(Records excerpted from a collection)
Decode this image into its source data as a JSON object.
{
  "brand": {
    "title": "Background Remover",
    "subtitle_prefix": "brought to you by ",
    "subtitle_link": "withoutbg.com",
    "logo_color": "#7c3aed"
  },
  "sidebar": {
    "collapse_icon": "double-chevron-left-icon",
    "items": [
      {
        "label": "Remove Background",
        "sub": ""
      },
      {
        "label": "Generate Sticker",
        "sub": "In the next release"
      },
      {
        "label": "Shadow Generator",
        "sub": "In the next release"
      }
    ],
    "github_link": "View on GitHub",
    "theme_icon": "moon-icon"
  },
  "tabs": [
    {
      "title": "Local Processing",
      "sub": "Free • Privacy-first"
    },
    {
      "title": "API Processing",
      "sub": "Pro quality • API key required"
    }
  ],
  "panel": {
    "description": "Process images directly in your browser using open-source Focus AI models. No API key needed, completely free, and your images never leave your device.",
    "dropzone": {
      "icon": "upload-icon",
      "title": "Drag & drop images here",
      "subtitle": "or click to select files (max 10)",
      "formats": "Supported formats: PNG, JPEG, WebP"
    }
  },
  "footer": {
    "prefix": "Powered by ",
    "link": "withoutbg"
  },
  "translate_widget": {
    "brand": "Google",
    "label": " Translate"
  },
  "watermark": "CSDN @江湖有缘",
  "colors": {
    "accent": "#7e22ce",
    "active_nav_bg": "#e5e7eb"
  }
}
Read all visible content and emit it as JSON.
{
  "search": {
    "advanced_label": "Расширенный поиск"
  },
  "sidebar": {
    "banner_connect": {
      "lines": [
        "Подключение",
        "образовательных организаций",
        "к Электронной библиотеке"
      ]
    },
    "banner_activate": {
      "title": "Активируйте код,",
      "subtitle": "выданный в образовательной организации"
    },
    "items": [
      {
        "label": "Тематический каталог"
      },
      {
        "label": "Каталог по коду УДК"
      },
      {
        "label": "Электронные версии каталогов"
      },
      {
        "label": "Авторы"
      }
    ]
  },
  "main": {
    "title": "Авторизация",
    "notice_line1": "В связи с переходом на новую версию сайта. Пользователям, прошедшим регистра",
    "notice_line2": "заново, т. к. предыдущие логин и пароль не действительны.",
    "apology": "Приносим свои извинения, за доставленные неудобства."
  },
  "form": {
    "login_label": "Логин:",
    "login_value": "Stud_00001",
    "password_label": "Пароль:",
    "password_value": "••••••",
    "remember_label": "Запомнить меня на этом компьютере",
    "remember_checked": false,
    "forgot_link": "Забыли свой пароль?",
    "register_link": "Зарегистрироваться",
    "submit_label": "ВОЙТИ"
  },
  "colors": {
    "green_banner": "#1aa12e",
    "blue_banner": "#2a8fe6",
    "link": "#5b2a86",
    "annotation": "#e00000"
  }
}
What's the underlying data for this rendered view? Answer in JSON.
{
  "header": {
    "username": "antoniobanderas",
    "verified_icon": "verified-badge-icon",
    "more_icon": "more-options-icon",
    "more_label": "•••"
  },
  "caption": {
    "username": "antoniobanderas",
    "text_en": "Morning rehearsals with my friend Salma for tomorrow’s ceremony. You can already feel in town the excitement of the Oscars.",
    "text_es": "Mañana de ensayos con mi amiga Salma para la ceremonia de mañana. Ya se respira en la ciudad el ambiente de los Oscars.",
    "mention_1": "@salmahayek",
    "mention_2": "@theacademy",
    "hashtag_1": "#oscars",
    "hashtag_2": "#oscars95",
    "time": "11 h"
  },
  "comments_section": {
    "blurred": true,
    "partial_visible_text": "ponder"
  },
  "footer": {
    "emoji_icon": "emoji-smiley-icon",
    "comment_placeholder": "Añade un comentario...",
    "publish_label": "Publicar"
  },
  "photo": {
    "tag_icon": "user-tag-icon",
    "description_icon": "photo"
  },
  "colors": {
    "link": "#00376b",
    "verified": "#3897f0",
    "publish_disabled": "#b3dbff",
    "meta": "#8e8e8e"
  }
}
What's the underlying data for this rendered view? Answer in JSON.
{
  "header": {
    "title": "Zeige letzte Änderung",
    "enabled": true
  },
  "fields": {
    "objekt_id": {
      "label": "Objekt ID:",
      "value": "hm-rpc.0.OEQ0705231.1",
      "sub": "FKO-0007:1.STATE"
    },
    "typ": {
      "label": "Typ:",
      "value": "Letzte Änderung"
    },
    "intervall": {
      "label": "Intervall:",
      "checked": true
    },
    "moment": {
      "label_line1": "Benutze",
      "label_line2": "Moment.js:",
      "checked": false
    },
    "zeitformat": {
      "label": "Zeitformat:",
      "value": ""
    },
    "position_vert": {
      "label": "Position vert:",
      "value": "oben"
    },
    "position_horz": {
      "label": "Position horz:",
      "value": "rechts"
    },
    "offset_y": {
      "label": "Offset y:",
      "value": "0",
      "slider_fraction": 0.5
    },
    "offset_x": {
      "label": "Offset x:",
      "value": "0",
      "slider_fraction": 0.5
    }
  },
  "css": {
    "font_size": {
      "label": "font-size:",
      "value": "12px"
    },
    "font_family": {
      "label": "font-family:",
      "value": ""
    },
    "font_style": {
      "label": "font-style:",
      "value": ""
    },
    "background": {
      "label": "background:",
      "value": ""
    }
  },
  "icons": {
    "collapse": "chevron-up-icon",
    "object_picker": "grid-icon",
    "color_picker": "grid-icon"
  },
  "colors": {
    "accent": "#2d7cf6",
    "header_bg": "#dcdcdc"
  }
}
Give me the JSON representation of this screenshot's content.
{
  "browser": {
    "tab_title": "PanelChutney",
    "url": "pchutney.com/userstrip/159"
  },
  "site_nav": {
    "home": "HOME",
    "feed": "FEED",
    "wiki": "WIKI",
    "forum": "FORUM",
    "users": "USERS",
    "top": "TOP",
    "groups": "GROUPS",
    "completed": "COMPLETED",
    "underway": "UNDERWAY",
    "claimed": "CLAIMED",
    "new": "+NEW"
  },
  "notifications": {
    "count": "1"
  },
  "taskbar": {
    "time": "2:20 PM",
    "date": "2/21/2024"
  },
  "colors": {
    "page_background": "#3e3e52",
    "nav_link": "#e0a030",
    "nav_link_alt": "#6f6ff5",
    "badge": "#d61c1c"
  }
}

# WORK TO DO
Copy out every entry again, exactly as it was given.

# WRITTEN RESPONSE
Decode this image into its source data as a JSON object.
{
  "brand": {
    "title": "Background Remover",
    "subtitle_prefix": "brought to you by ",
    "subtitle_link": "withoutbg.com",
    "logo_color": "#7c3aed"
  },
  "sidebar": {
    "collapse_icon": "double-chevron-left-icon",
    "items": [
      {
        "label": "Remove Background",
        "sub": ""
      },
      {
        "label": "Generate Sticker",
        "sub": "In the next release"
      },
      {
        "label": "Shadow Generator",
        "sub": "In the next release"
      }
    ],
    "github_link": "View on GitHub",
    "theme_icon": "moon-icon"
  },
  "tabs": [
    {
      "title": "Local Processing",
      "sub": "Free • Privacy-first"
    },
    {
      "title": "API Processing",
      "sub": "Pro quality • API key required"
    }
  ],
  "panel": {
    "description": "Process images directly in your browser using open-source Focus AI models. No API key needed, completely free, and your images never leave your device.",
    "dropzone": {
      "icon": "upload-icon",
      "title": "Drag & drop images here",
      "subtitle": "or click to select files (max 10)",
      "formats": "Supported formats: PNG, JPEG, WebP"
    }
  },
  "footer": {
    "prefix": "Powered by ",
    "link": "withoutbg"
  },
  "translate_widget": {
    "brand": "Google",
    "label": " Translate"
  },
  "watermark": "CSDN @江湖有缘",
  "colors": {
    "accent": "#7e22ce",
    "active_nav_bg": "#e5e7eb"
  }
}
Read all visible content and emit it as JSON.
{
  "search": {
    "advanced_label": "Расширенный поиск"
  },
  "sidebar": {
    "banner_connect": {
      "lines": [
        "Подключение",
        "образовательных организаций",
        "к Электронной библиотеке"
      ]
    },
    "banner_activate": {
      "title": "Активируйте код,",
      "subtitle": "выданный в образовательной организации"
    },
    "items": [
      {
        "label": "Тематический каталог"
      },
      {
        "label": "Каталог по коду УДК"
      },
      {
        "label": "Электронные версии каталогов"
      },
      {
        "label": "Авторы"
      }
    ]
  },
  "main": {
    "title": "Авторизация",
    "notice_line1": "В связи с переходом на новую версию сайта. Пользователям, прошедшим регистра",
    "notice_line2": "заново, т. к. предыдущие логин и пароль не действительны.",
    "apology": "Приносим свои извинения, за доставленные неудобства."
  },
  "form": {
    "login_label": "Логин:",
    "login_value": "Stud_00001",
    "password_label": "Пароль:",
    "password_value": "••••••",
    "remember_label": "Запомнить меня на этом компьютере",
    "remember_checked": false,
    "forgot_link": "Забыли свой пароль?",
    "register_link": "Зарегистрироваться",
    "submit_label": "ВОЙТИ"
  },
  "colors": {
    "green_banner": "#1aa12e",
    "blue_banner": "#2a8fe6",
    "link": "#5b2a86",
    "annotation": "#e00000"
  }
}
What's the underlying data for this rendered view? Answer in JSON.
{
  "header": {
    "username": "antoniobanderas",
    "verified_icon": "verified-badge-icon",
    "more_icon": "more-options-icon",
    "more_label": "•••"
  },
  "caption": {
    "username": "antoniobanderas",
    "text_en": "Morning rehearsals with my friend Salma for tomorrow’s ceremony. You can already feel in town the excitement of the Oscars.",
    "text_es": "Mañana de ensayos con mi amiga Salma para la ceremonia de mañana. Ya se respira en la ciudad el ambiente de los Oscars.",
    "mention_1": "@salmahayek",
    "mention_2": "@theacademy",
    "hashtag_1": "#oscars",
    "hashtag_2": "#oscars95",
    "time": "11 h"
  },
  "comments_section": {
    "blurred": true,
    "partial_visible_text": "ponder"
  },
  "footer": {
    "emoji_icon": "emoji-smiley-icon",
    "comment_placeholder": "Añade un comentario...",
    "publish_label": "Publicar"
  },
  "photo": {
    "tag_icon": "user-tag-icon",
    "description_icon": "photo"
  },
  "colors": {
    "link": "#00376b",
    "verified": "#3897f0",
    "publish_disabled": "#b3dbff",
    "meta": "#8e8e8e"
  }
}
What's the underlying data for this rendered view? Answer in JSON.
{
  "header": {
    "title": "Zeige letzte Änderung",
    "enabled": true
  },
  "fields": {
    "objekt_id": {
      "label": "Objekt ID:",
      "value": "hm-rpc.0.OEQ0705231.1",
      "sub": "FKO-0007:1.STATE"
    },
    "typ": {
      "label": "Typ:",
      "value": "Letzte Änderung"
    },
    "intervall": {
      "label": "Intervall:",
      "checked": true
    },
    "moment": {
      "label_line1": "Benutze",
      "label_line2": "Moment.js:",
      "checked": false
    },
    "zeitformat": {
      "label": "Zeitformat:",
      "value": ""
    },
    "position_vert": {
      "label": "Position vert:",
      "value": "oben"
    },
    "position_horz": {
      "label": "Position horz:",
      "value": "rechts"
    },
    "offset_y": {
      "label": "Offset y:",
      "value": "0",
      "slider_fraction": 0.5
    },
    "offset_x": {
      "label": "Offset x:",
      "value": "0",
      "slider_fraction": 0.5
    }
  },
  "css": {
    "font_size": {
      "label": "font-size:",
      "value": "12px"
    },
    "font_family": {
      "label": "font-family:",
      "value": ""
    },
    "font_style": {
      "label": "font-style:",
      "value": ""
    },
    "background": {
      "label": "background:",
      "value": ""
    }
  },
  "icons": {
    "collapse": "chevron-up-icon",
    "object_picker": "grid-icon",
    "color_picker": "grid-icon"
  },
  "colors": {
    "accent": "#2d7cf6",
    "header_bg": "#dcdcdc"
  }
}
Give me the JSON representation of this screenshot's content.
{
  "browser": {
    "tab_title": "PanelChutney",
    "url": "pchutney.com/userstrip/159"
  },
  "site_nav": {
    "home": "HOME",
    "feed": "FEED",
    "wiki": "WIKI",
    "forum": "FORUM",
    "users": "USERS",
    "top": "TOP",
    "groups": "GROUPS",
    "completed": "COMPLETED",
    "underway": "UNDERWAY",
    "claimed": "CLAIMED",
    "new": "+NEW"
  },
  "notifications": {
    "count": "1"
  },
  "taskbar": {
    "time": "2:20 PM",
    "date": "2/21/2024"
  },
  "colors": {
    "page_background": "#3e3e52",
    "nav_link": "#e0a030",
    "nav_link_alt": "#6f6ff5",
    "badge": "#d61c1c"
  }
}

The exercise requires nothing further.